• _Data shown_
:::::

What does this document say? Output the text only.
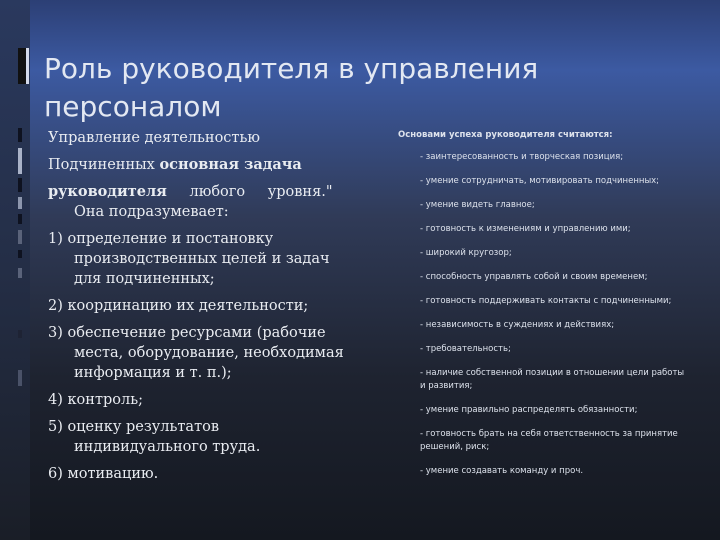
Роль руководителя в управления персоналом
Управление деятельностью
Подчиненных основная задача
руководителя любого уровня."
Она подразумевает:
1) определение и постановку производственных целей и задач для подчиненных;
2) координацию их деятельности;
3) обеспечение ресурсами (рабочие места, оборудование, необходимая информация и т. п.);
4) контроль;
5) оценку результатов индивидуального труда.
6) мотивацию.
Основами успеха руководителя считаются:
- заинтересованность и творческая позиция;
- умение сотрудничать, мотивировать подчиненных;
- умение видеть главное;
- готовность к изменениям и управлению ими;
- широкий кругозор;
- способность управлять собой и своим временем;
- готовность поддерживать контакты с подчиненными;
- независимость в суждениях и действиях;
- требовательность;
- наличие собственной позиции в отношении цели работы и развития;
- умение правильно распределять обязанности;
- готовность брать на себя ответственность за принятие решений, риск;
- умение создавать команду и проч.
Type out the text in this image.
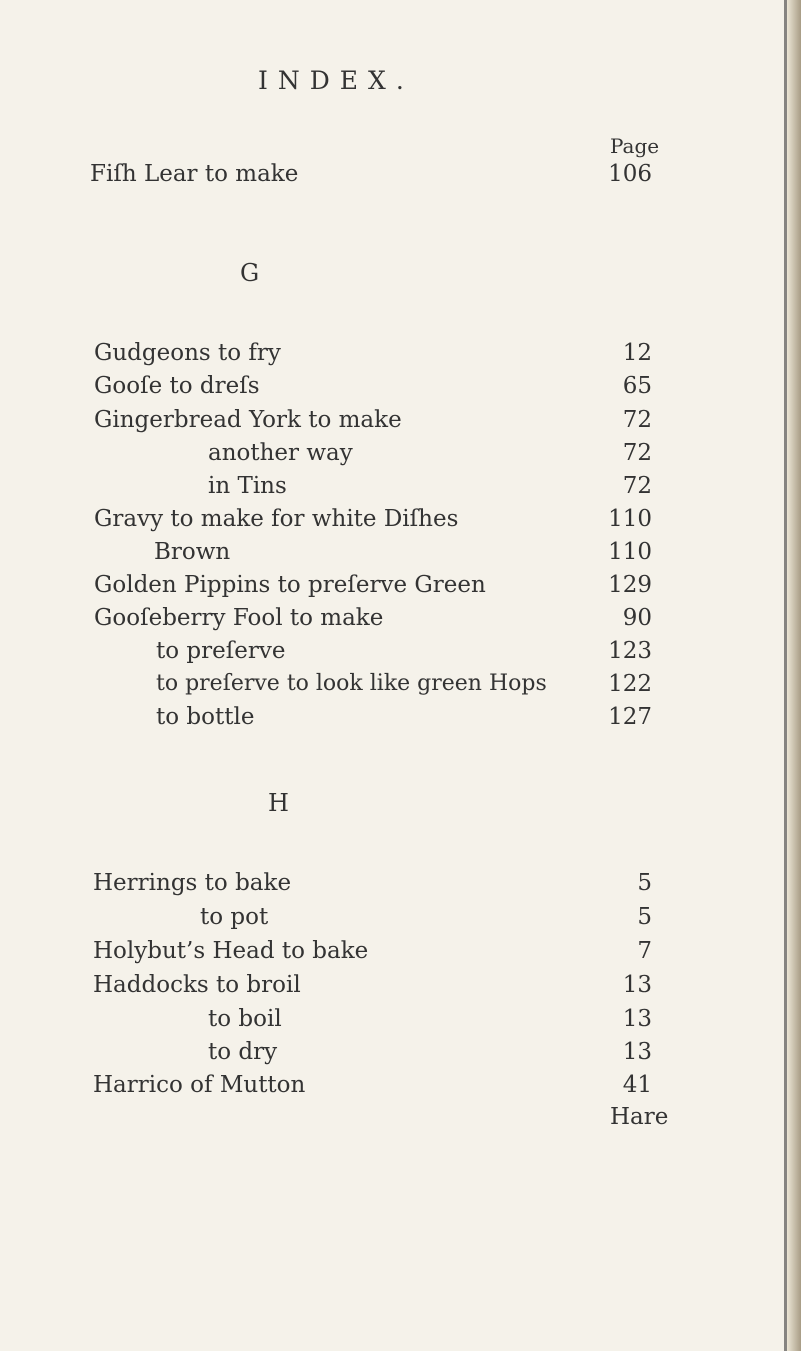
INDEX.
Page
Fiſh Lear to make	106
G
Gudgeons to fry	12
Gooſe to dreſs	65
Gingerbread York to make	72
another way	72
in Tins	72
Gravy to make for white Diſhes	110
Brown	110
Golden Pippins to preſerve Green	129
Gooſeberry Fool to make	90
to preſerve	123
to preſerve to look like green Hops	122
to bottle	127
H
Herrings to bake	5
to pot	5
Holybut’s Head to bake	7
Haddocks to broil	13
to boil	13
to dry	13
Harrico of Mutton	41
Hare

:::::

• _Prompt_
Every record must be copied exactly, with images dropped from the result.

• _Finished task_
What does this document say? Output the text only.
Роль руководителя в управления персоналом
Управление деятельностью
Подчиненных основная задача
руководителя любого уровня."
Она подразумевает:
1) определение и постановку производственных целей и задач для подчиненных;
2) координацию их деятельности;
3) обеспечение ресурсами (рабочие места, оборудование, необходимая информация и т. п.);
4) контроль;
5) оценку результатов индивидуального труда.
6) мотивацию.
Основами успеха руководителя считаются:
- заинтересованность и творческая позиция;
- умение сотрудничать, мотивировать подчиненных;
- умение видеть главное;
- готовность к изменениям и управлению ими;
- широкий кругозор;
- способность управлять собой и своим временем;
- готовность поддерживать контакты с подчиненными;
- независимость в суждениях и действиях;
- требовательность;
- наличие собственной позиции в отношении цели работы и развития;
- умение правильно распределять обязанности;
- готовность брать на себя ответственность за принятие решений, риск;
- умение создавать команду и проч.
Type out the text in this image.
INDEX.
Page
Fiſh Lear to make	106
G
Gudgeons to fry	12
Gooſe to dreſs	65
Gingerbread York to make	72
another way	72
in Tins	72
Gravy to make for white Diſhes	110
Brown	110
Golden Pippins to preſerve Green	129
Gooſeberry Fool to make	90
to preſerve	123
to preſerve to look like green Hops	122
to bottle	127
H
Herrings to bake	5
to pot	5
Holybut’s Head to bake	7
Haddocks to broil	13
to boil	13
to dry	13
Harrico of Mutton	41
Hare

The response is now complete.